Extracted data entries
══════

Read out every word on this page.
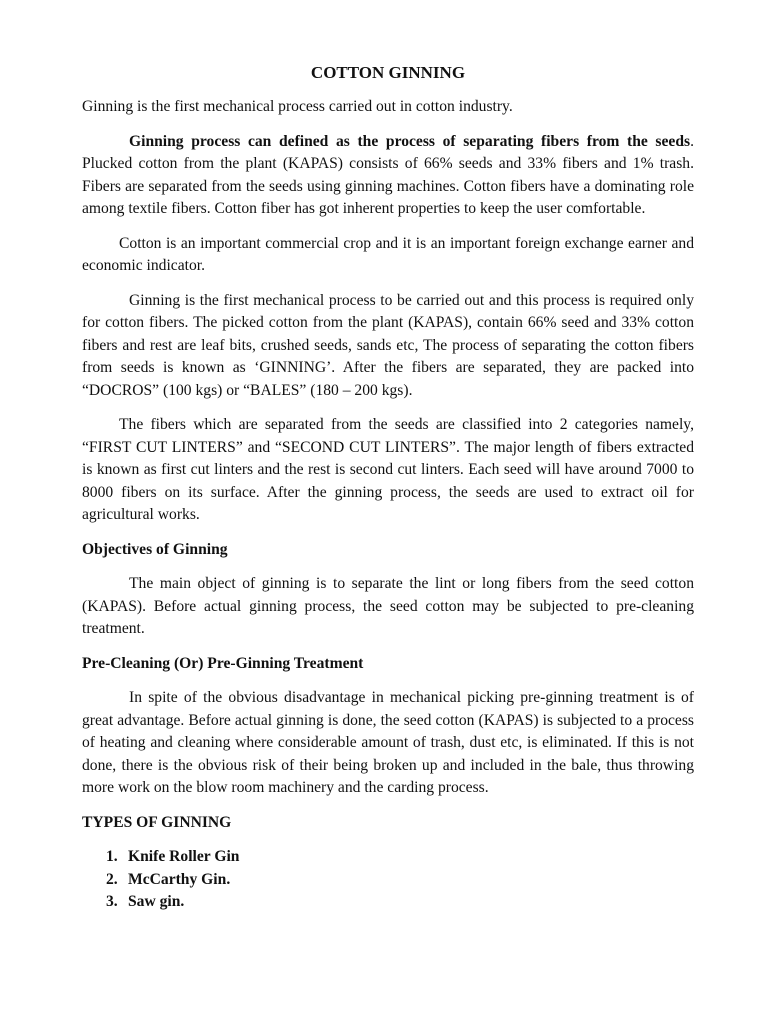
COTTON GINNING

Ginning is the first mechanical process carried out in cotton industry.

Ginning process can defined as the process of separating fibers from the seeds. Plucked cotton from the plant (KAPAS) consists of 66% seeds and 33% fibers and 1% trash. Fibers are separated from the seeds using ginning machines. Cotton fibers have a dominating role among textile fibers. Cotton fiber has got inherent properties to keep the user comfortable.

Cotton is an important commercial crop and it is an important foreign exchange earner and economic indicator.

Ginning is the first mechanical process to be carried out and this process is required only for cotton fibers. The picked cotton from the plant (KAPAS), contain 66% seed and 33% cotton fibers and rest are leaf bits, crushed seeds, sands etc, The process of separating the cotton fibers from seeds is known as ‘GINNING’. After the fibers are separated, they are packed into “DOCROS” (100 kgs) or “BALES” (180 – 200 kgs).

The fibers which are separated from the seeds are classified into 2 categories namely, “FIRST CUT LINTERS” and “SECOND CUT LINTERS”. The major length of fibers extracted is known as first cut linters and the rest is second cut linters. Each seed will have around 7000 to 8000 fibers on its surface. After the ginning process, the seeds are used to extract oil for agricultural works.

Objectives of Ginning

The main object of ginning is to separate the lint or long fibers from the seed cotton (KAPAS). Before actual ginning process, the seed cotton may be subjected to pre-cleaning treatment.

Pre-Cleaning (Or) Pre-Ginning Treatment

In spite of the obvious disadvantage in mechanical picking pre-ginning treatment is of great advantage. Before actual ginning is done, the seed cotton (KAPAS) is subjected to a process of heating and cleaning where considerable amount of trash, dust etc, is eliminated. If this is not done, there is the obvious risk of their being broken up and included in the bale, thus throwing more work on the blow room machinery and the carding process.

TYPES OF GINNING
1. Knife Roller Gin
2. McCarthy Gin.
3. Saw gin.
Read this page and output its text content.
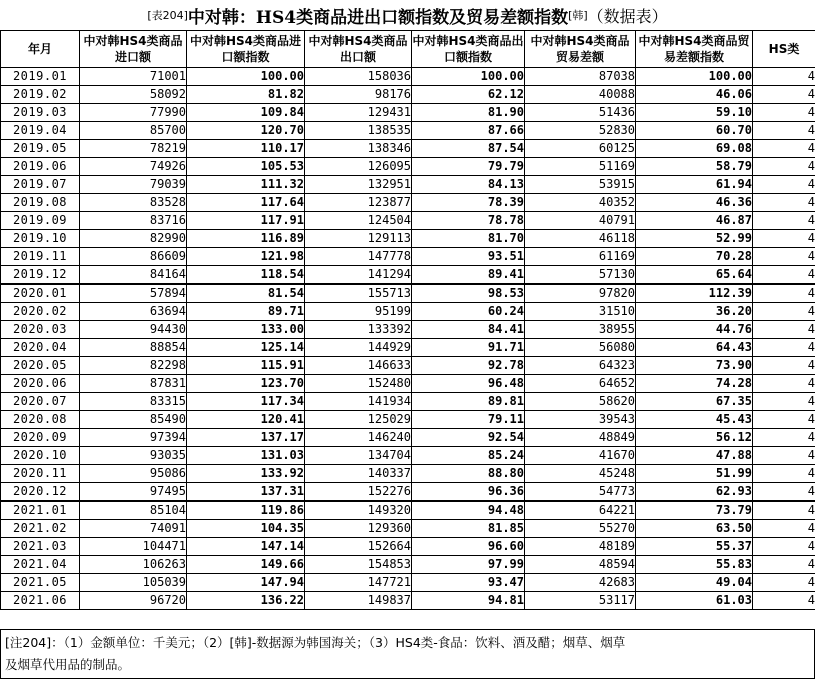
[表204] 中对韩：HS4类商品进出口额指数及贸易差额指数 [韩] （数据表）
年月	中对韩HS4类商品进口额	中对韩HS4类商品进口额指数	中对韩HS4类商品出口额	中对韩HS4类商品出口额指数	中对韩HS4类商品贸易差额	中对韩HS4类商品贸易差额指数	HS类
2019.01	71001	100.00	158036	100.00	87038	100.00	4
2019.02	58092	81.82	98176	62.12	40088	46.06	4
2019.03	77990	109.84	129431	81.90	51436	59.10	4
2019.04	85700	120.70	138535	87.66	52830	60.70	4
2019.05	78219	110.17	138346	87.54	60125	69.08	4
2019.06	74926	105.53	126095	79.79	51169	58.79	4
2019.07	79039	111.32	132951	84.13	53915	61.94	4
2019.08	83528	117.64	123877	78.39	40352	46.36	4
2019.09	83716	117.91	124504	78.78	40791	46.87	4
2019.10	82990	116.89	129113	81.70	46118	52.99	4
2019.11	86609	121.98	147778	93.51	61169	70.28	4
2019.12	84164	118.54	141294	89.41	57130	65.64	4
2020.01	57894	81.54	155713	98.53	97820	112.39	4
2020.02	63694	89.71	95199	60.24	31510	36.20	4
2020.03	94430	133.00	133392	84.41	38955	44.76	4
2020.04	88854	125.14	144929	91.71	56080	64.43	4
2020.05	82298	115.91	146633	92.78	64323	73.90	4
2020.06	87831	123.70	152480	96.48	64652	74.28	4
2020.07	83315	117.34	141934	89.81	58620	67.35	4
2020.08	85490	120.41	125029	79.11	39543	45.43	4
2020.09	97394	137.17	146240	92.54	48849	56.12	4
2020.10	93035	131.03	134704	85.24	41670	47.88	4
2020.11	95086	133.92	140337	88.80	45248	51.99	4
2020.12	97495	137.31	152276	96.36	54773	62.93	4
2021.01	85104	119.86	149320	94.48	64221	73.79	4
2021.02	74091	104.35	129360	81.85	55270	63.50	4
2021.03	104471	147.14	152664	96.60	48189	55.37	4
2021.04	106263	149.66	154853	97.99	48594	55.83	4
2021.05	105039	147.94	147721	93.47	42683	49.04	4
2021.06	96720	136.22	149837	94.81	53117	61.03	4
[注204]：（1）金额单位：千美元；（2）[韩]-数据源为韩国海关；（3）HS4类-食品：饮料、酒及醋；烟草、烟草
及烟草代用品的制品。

══════

**EXERCISE AIM**.
Copy every record character for character. Skip the pictures.

**TASK OUTPUT**.
Read out every word on this page.
COTTON GINNING

Ginning is the first mechanical process carried out in cotton industry.

Ginning process can defined as the process of separating fibers from the seeds. Plucked cotton from the plant (KAPAS) consists of 66% seeds and 33% fibers and 1% trash. Fibers are separated from the seeds using ginning machines. Cotton fibers have a dominating role among textile fibers. Cotton fiber has got inherent properties to keep the user comfortable.

Cotton is an important commercial crop and it is an important foreign exchange earner and economic indicator.

Ginning is the first mechanical process to be carried out and this process is required only for cotton fibers. The picked cotton from the plant (KAPAS), contain 66% seed and 33% cotton fibers and rest are leaf bits, crushed seeds, sands etc, The process of separating the cotton fibers from seeds is known as ‘GINNING’. After the fibers are separated, they are packed into “DOCROS” (100 kgs) or “BALES” (180 – 200 kgs).

The fibers which are separated from the seeds are classified into 2 categories namely, “FIRST CUT LINTERS” and “SECOND CUT LINTERS”. The major length of fibers extracted is known as first cut linters and the rest is second cut linters. Each seed will have around 7000 to 8000 fibers on its surface. After the ginning process, the seeds are used to extract oil for agricultural works.

Objectives of Ginning

The main object of ginning is to separate the lint or long fibers from the seed cotton (KAPAS). Before actual ginning process, the seed cotton may be subjected to pre-cleaning treatment.

Pre-Cleaning (Or) Pre-Ginning Treatment

In spite of the obvious disadvantage in mechanical picking pre-ginning treatment is of great advantage. Before actual ginning is done, the seed cotton (KAPAS) is subjected to a process of heating and cleaning where considerable amount of trash, dust etc, is eliminated. If this is not done, there is the obvious risk of their being broken up and included in the bale, thus throwing more work on the blow room machinery and the carding process.

TYPES OF GINNING
1. Knife Roller Gin
2. McCarthy Gin.
3. Saw gin.
Read this page and output its text content.
[表204] 中对韩：HS4类商品进出口额指数及贸易差额指数 [韩] （数据表）
年月	中对韩HS4类商品进口额	中对韩HS4类商品进口额指数	中对韩HS4类商品出口额	中对韩HS4类商品出口额指数	中对韩HS4类商品贸易差额	中对韩HS4类商品贸易差额指数	HS类
2019.01	71001	100.00	158036	100.00	87038	100.00	4
2019.02	58092	81.82	98176	62.12	40088	46.06	4
2019.03	77990	109.84	129431	81.90	51436	59.10	4
2019.04	85700	120.70	138535	87.66	52830	60.70	4
2019.05	78219	110.17	138346	87.54	60125	69.08	4
2019.06	74926	105.53	126095	79.79	51169	58.79	4
2019.07	79039	111.32	132951	84.13	53915	61.94	4
2019.08	83528	117.64	123877	78.39	40352	46.36	4
2019.09	83716	117.91	124504	78.78	40791	46.87	4
2019.10	82990	116.89	129113	81.70	46118	52.99	4
2019.11	86609	121.98	147778	93.51	61169	70.28	4
2019.12	84164	118.54	141294	89.41	57130	65.64	4
2020.01	57894	81.54	155713	98.53	97820	112.39	4
2020.02	63694	89.71	95199	60.24	31510	36.20	4
2020.03	94430	133.00	133392	84.41	38955	44.76	4
2020.04	88854	125.14	144929	91.71	56080	64.43	4
2020.05	82298	115.91	146633	92.78	64323	73.90	4
2020.06	87831	123.70	152480	96.48	64652	74.28	4
2020.07	83315	117.34	141934	89.81	58620	67.35	4
2020.08	85490	120.41	125029	79.11	39543	45.43	4
2020.09	97394	137.17	146240	92.54	48849	56.12	4
2020.10	93035	131.03	134704	85.24	41670	47.88	4
2020.11	95086	133.92	140337	88.80	45248	51.99	4
2020.12	97495	137.31	152276	96.36	54773	62.93	4
2021.01	85104	119.86	149320	94.48	64221	73.79	4
2021.02	74091	104.35	129360	81.85	55270	63.50	4
2021.03	104471	147.14	152664	96.60	48189	55.37	4
2021.04	106263	149.66	154853	97.99	48594	55.83	4
2021.05	105039	147.94	147721	93.47	42683	49.04	4
2021.06	96720	136.22	149837	94.81	53117	61.03	4
[注204]：（1）金额单位：千美元；（2）[韩]-数据源为韩国海关；（3）HS4类-食品：饮料、酒及醋；烟草、烟草
及烟草代用品的制品。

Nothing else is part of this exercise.